» PROBLEM
Gather the lines from the material that contain "data".

» INPUT RECORDS
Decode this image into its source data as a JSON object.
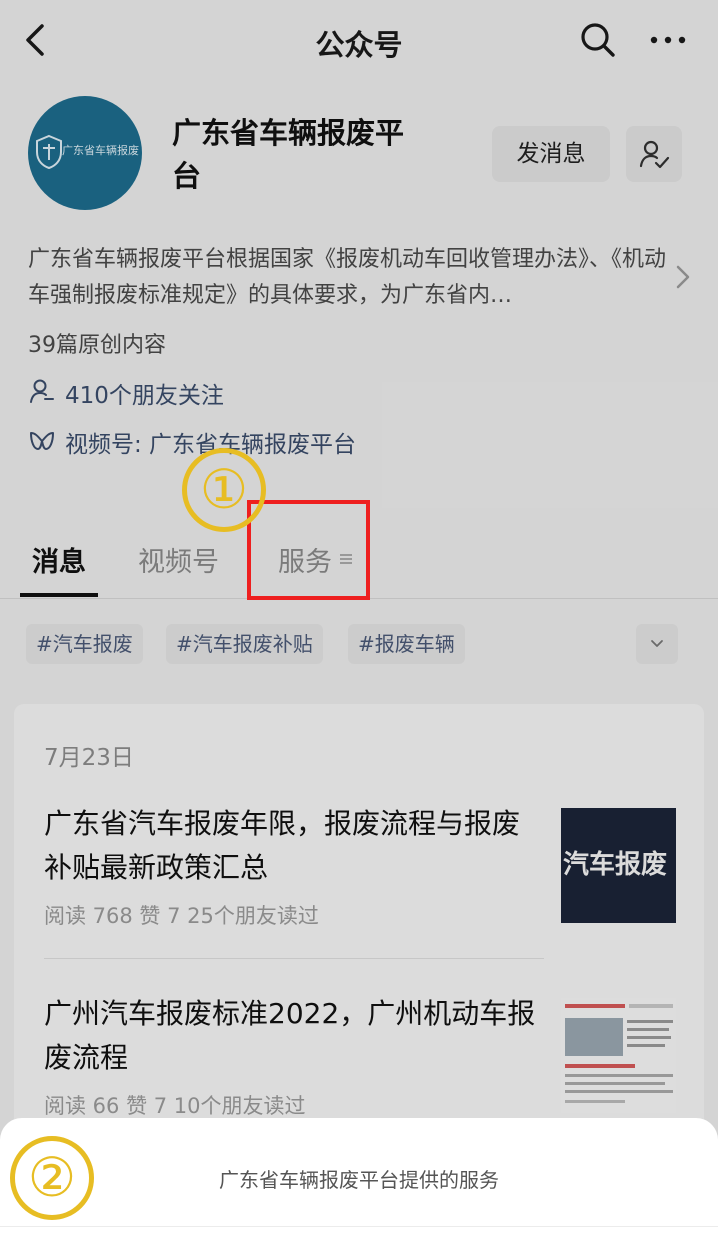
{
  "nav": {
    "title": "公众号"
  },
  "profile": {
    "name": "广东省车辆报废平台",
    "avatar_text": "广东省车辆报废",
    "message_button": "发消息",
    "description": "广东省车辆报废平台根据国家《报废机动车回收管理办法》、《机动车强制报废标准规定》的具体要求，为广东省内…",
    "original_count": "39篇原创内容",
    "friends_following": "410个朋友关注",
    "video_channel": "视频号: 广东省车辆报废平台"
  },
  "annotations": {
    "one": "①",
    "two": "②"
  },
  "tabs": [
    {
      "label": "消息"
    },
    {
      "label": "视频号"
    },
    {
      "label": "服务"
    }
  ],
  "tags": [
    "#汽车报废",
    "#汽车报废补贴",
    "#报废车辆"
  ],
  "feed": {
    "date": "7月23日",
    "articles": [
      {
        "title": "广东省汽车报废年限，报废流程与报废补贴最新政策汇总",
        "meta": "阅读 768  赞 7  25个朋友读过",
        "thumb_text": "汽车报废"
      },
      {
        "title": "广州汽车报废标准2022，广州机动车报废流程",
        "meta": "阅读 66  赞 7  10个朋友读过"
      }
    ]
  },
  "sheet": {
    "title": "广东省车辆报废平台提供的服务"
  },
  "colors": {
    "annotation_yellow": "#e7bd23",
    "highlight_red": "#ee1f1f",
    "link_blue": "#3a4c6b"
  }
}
---
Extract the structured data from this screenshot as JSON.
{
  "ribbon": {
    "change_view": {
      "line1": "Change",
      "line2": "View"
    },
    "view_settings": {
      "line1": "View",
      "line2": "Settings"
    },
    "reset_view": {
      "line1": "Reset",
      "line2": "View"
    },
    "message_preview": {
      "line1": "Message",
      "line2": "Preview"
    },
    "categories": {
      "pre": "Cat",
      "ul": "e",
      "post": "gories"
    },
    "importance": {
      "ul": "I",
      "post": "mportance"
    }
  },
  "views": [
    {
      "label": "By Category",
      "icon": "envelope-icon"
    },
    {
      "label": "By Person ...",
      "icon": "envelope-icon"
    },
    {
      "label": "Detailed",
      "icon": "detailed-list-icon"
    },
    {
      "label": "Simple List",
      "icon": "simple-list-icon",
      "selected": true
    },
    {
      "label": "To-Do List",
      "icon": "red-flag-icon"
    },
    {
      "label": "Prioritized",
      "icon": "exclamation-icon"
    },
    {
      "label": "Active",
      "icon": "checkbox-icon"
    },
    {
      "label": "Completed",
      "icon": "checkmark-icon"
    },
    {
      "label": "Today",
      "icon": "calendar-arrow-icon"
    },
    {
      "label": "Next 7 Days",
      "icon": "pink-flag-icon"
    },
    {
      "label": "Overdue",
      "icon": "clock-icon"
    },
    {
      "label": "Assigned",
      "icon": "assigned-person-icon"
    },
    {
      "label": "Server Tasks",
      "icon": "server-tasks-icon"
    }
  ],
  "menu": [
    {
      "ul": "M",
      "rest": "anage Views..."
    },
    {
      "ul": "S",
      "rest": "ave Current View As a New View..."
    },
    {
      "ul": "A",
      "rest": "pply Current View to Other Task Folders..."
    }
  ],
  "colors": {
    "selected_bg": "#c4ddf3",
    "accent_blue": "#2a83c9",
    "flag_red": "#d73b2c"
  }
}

» RESULT OF THE EXERCISE
Decode this image into its source data as a JSON object.
Extract the structured data from this screenshot as JSON.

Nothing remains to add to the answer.